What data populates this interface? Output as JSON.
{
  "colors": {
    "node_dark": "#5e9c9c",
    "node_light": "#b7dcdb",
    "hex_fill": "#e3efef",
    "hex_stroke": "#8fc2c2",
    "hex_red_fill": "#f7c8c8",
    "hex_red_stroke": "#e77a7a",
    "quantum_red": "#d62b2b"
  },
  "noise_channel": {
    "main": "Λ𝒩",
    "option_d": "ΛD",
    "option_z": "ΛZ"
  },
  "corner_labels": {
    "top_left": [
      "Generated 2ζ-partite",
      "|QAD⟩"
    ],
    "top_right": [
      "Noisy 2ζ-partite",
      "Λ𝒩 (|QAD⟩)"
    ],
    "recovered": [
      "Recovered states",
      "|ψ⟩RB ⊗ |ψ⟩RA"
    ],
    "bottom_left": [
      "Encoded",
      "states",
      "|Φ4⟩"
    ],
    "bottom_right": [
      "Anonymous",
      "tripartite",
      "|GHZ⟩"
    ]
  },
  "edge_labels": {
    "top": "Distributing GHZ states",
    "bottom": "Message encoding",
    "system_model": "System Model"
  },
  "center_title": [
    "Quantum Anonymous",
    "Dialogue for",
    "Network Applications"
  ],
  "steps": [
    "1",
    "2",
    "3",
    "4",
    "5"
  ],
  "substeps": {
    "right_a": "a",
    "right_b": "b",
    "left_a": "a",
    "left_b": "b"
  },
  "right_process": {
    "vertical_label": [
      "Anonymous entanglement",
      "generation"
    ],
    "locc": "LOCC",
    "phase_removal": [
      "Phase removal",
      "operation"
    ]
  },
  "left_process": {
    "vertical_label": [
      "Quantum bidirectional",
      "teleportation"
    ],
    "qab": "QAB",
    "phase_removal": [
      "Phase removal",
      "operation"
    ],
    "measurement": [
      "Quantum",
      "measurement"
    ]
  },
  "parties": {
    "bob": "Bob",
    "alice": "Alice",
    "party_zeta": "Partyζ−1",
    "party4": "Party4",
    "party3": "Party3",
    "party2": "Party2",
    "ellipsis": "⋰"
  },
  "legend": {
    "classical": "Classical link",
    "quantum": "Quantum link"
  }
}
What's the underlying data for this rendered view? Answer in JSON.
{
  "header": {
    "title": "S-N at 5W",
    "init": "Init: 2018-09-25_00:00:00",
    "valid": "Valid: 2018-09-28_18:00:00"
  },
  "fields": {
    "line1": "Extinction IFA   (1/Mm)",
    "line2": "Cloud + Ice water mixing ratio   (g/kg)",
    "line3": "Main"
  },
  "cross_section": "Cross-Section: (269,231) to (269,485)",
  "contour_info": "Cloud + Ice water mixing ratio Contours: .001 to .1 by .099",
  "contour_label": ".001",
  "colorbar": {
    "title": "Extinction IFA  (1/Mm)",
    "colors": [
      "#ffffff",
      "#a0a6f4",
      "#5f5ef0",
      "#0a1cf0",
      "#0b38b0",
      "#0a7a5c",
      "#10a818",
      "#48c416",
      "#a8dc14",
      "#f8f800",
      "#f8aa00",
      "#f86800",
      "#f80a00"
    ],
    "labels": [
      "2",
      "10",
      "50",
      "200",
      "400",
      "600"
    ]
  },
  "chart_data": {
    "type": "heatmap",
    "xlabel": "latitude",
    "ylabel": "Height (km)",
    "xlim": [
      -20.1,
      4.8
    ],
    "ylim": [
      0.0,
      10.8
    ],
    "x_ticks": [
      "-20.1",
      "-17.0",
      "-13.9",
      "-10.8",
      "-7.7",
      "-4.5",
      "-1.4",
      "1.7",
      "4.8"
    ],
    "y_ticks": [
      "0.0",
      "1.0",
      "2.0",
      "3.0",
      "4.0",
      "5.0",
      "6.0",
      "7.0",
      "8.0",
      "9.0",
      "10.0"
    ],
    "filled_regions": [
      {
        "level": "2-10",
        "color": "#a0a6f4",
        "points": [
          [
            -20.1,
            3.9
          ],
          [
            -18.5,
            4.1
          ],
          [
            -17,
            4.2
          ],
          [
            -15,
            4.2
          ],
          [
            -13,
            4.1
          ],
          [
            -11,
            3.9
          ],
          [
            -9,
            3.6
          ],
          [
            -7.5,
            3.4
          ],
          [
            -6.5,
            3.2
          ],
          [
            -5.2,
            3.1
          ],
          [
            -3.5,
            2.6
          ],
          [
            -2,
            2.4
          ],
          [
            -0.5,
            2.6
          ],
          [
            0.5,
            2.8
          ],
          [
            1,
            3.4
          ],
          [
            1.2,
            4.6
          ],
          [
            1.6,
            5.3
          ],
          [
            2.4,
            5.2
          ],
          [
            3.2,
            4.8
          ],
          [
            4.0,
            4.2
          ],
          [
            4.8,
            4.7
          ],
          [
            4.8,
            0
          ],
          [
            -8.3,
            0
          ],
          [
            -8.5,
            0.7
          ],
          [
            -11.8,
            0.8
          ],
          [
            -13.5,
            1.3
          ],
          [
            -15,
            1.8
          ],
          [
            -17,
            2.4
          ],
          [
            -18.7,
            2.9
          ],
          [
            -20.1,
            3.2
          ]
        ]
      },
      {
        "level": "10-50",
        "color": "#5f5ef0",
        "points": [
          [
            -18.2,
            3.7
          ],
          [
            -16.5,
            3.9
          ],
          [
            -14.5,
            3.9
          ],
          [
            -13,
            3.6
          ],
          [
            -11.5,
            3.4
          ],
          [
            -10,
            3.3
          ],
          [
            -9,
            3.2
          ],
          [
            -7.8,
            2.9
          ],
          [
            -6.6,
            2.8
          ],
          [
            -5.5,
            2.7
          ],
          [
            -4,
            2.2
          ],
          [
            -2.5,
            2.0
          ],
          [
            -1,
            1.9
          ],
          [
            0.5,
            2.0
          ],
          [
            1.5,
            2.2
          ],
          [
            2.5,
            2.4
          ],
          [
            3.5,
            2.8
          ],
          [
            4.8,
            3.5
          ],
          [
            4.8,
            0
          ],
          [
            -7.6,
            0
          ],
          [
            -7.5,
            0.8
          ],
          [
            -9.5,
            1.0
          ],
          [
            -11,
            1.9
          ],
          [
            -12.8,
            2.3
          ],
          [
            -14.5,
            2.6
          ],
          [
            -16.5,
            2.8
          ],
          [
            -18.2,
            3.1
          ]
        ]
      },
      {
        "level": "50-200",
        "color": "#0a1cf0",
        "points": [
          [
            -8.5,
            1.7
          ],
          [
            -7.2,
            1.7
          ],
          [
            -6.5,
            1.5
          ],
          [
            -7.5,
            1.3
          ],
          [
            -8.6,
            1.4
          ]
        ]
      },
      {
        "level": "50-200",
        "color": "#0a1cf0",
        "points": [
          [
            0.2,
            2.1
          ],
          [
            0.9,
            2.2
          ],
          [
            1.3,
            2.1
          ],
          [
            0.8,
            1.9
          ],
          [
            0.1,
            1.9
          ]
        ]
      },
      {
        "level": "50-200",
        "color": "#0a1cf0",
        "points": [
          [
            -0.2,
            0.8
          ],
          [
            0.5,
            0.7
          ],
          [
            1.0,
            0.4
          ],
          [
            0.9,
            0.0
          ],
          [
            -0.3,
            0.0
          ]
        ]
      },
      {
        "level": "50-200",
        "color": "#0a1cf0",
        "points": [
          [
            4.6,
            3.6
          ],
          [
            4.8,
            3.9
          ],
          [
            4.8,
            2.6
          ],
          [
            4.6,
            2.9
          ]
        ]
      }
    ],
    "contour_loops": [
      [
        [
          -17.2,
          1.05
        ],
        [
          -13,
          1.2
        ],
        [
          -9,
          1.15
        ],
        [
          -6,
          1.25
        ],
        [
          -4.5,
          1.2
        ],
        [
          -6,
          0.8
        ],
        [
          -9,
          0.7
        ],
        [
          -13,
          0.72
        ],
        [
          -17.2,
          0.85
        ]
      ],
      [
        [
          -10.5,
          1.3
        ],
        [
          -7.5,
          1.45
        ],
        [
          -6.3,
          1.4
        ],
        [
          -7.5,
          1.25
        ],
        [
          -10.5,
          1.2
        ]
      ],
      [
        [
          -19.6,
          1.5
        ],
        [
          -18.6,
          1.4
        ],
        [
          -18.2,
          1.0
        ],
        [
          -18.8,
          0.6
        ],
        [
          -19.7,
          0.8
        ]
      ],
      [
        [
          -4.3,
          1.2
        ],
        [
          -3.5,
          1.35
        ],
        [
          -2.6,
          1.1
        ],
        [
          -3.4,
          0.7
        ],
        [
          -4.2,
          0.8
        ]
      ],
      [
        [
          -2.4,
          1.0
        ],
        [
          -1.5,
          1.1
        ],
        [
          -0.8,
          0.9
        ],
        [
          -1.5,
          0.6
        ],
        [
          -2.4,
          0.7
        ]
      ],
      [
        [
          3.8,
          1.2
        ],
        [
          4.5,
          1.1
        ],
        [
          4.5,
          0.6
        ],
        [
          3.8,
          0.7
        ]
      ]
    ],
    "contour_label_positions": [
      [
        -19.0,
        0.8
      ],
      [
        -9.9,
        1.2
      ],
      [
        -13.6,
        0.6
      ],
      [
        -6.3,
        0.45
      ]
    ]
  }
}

⁂

INSTRUCTION: From the records given above, copy all lines containing "Extinction".

RESULT BELOW:
    "line1": "Extinction IFA   (1/Mm)",
    "title": "Extinction IFA  (1/Mm)",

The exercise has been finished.